GOAL OF THE EXERCISE
Give only the number of lines in the records below that contain the word "деятельности".

+-------+

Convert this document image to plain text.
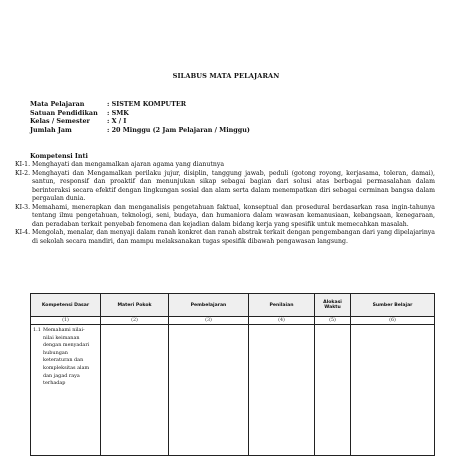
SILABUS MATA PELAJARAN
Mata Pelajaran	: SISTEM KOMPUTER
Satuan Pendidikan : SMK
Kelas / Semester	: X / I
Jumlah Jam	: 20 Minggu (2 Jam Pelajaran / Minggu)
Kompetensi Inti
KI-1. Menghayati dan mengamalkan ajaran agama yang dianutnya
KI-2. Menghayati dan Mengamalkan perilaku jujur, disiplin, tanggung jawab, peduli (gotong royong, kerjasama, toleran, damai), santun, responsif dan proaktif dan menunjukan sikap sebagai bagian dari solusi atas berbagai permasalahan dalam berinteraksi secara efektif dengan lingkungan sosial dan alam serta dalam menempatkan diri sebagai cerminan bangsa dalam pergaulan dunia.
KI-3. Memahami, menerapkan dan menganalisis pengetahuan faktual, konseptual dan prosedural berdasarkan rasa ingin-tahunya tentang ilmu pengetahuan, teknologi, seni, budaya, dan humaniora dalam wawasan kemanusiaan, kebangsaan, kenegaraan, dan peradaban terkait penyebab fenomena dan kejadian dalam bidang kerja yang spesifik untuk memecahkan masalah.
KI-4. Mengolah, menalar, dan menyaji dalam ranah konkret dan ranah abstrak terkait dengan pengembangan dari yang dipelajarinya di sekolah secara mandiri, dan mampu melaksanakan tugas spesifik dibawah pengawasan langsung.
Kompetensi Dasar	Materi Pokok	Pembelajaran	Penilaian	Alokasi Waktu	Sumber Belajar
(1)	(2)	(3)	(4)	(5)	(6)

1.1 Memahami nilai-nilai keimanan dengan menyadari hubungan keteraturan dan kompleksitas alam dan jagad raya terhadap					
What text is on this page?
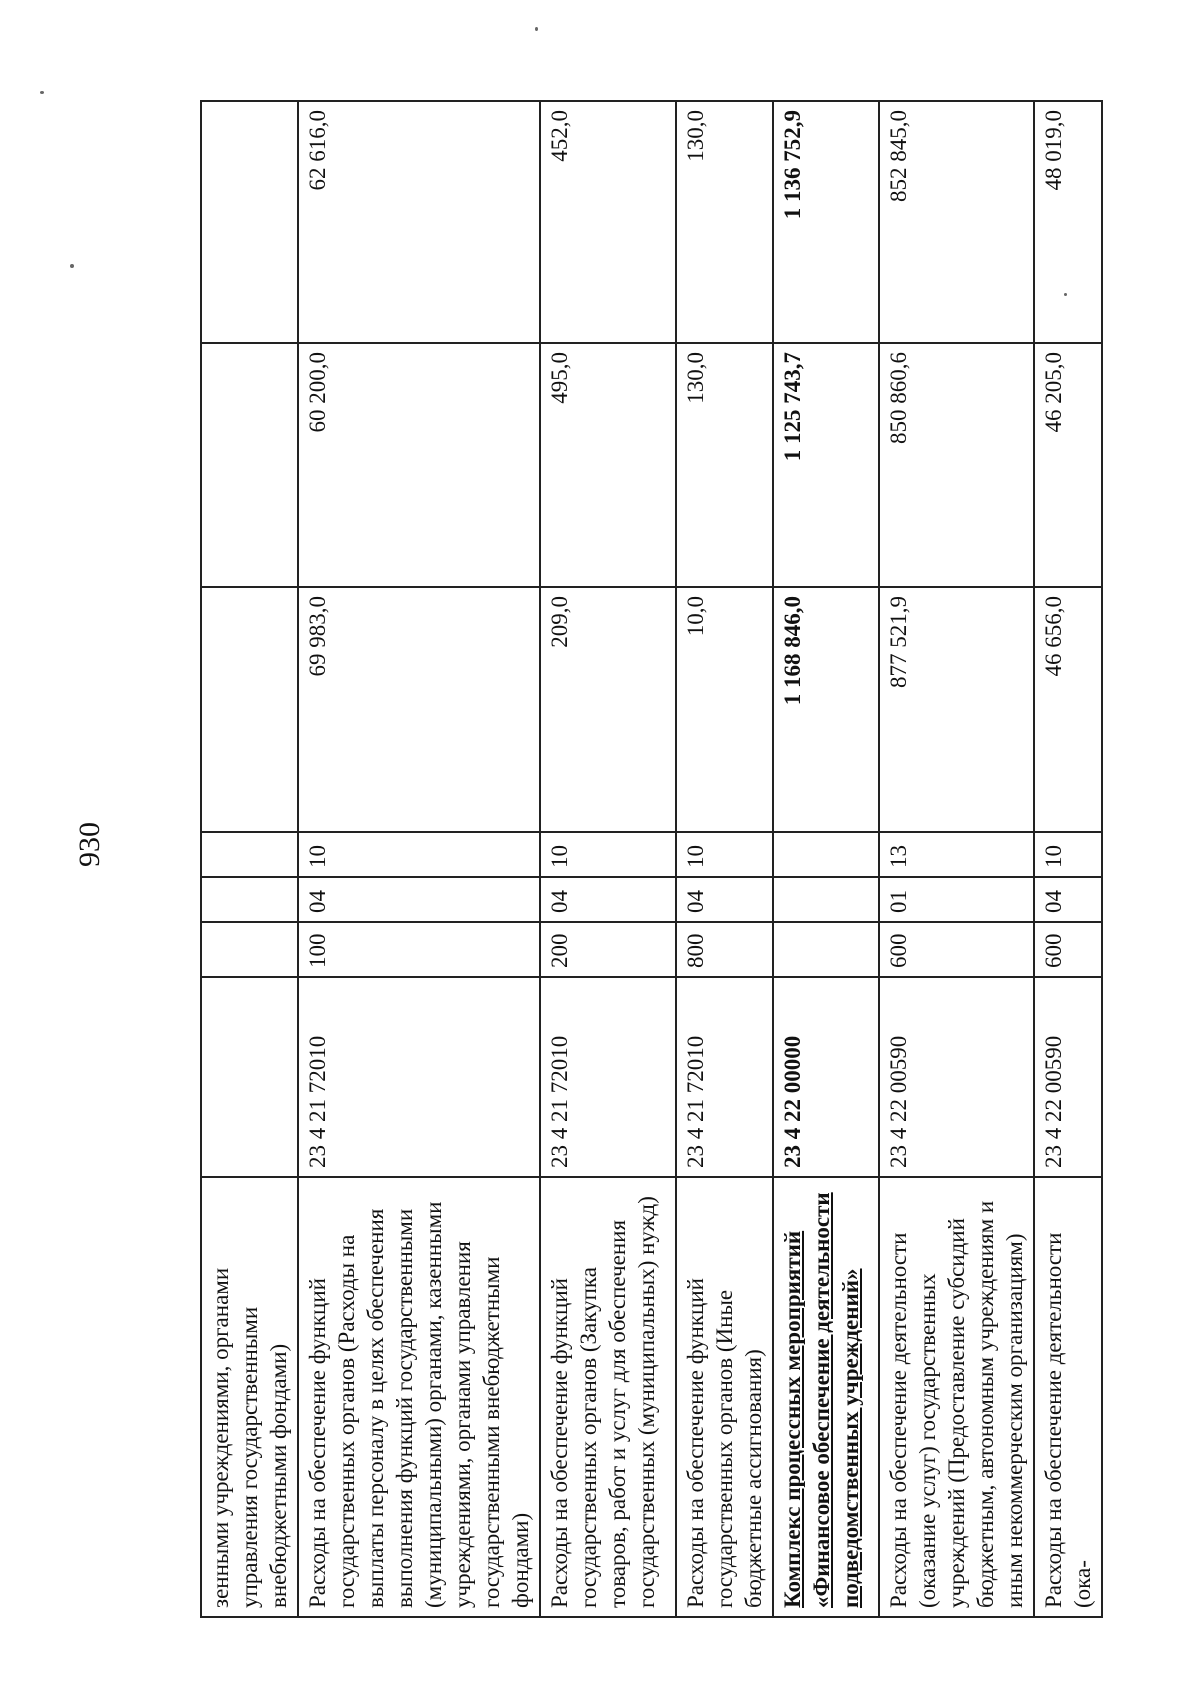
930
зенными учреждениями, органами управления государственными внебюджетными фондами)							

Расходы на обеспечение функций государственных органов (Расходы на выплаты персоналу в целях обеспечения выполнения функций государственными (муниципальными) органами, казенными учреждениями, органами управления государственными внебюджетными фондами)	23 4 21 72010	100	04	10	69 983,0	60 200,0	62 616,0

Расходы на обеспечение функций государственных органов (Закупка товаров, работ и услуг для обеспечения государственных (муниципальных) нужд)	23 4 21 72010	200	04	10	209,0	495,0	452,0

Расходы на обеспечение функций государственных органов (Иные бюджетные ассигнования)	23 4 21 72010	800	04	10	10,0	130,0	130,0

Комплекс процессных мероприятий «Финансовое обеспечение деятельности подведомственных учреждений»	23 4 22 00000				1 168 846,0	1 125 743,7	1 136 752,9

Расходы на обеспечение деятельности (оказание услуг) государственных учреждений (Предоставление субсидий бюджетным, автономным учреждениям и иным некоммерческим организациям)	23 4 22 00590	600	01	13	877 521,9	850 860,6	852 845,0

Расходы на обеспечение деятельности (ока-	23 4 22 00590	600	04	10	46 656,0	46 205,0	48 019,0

+-------+

FINISHED TASK
3